Supplied records:

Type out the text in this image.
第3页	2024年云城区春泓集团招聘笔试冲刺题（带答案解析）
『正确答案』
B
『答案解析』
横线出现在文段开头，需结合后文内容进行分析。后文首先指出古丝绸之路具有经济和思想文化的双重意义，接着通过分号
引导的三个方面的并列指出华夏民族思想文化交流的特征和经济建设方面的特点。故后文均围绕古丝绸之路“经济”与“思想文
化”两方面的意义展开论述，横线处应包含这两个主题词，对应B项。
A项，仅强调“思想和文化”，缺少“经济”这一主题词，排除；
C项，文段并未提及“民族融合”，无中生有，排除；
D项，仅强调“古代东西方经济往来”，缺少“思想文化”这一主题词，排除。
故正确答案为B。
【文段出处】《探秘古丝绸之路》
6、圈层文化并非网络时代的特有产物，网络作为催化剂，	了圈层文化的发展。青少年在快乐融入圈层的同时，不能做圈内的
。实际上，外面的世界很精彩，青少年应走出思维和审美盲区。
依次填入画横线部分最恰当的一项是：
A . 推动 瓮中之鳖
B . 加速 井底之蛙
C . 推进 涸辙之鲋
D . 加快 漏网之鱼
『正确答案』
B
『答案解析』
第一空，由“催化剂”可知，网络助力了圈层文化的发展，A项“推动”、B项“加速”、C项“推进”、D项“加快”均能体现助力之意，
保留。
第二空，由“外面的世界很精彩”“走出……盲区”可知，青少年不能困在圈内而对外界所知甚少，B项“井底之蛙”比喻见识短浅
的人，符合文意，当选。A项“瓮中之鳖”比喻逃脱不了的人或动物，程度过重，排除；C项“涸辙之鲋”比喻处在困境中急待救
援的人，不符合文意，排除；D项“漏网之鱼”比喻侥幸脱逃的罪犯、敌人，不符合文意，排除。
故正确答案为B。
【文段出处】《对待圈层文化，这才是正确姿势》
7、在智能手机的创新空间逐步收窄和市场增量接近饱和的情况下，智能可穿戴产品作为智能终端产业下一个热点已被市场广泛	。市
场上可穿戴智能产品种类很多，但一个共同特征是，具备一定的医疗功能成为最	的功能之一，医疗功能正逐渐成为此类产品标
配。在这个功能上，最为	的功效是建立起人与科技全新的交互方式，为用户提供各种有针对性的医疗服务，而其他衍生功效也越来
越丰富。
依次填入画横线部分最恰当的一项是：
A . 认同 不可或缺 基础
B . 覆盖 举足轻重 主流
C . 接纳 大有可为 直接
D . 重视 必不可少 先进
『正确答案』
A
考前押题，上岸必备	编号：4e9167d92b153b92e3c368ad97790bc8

What is expected:
Without leaving anything out, give the entries again exactly.

Worked solution:
Type out the text in this image.
第3页	2024年云城区春泓集团招聘笔试冲刺题（带答案解析）
『正确答案』
B
『答案解析』
横线出现在文段开头，需结合后文内容进行分析。后文首先指出古丝绸之路具有经济和思想文化的双重意义，接着通过分号
引导的三个方面的并列指出华夏民族思想文化交流的特征和经济建设方面的特点。故后文均围绕古丝绸之路“经济”与“思想文
化”两方面的意义展开论述，横线处应包含这两个主题词，对应B项。
A项，仅强调“思想和文化”，缺少“经济”这一主题词，排除；
C项，文段并未提及“民族融合”，无中生有，排除；
D项，仅强调“古代东西方经济往来”，缺少“思想文化”这一主题词，排除。
故正确答案为B。
【文段出处】《探秘古丝绸之路》
6、圈层文化并非网络时代的特有产物，网络作为催化剂，	了圈层文化的发展。青少年在快乐融入圈层的同时，不能做圈内的
。实际上，外面的世界很精彩，青少年应走出思维和审美盲区。
依次填入画横线部分最恰当的一项是：
A . 推动 瓮中之鳖
B . 加速 井底之蛙
C . 推进 涸辙之鲋
D . 加快 漏网之鱼
『正确答案』
B
『答案解析』
第一空，由“催化剂”可知，网络助力了圈层文化的发展，A项“推动”、B项“加速”、C项“推进”、D项“加快”均能体现助力之意，
保留。
第二空，由“外面的世界很精彩”“走出……盲区”可知，青少年不能困在圈内而对外界所知甚少，B项“井底之蛙”比喻见识短浅
的人，符合文意，当选。A项“瓮中之鳖”比喻逃脱不了的人或动物，程度过重，排除；C项“涸辙之鲋”比喻处在困境中急待救
援的人，不符合文意，排除；D项“漏网之鱼”比喻侥幸脱逃的罪犯、敌人，不符合文意，排除。
故正确答案为B。
【文段出处】《对待圈层文化，这才是正确姿势》
7、在智能手机的创新空间逐步收窄和市场增量接近饱和的情况下，智能可穿戴产品作为智能终端产业下一个热点已被市场广泛	。市
场上可穿戴智能产品种类很多，但一个共同特征是，具备一定的医疗功能成为最	的功能之一，医疗功能正逐渐成为此类产品标
配。在这个功能上，最为	的功效是建立起人与科技全新的交互方式，为用户提供各种有针对性的医疗服务，而其他衍生功效也越来
越丰富。
依次填入画横线部分最恰当的一项是：
A . 认同 不可或缺 基础
B . 覆盖 举足轻重 主流
C . 接纳 大有可为 直接
D . 重视 必不可少 先进
『正确答案』
A
考前押题，上岸必备	编号：4e9167d92b153b92e3c368ad97790bc8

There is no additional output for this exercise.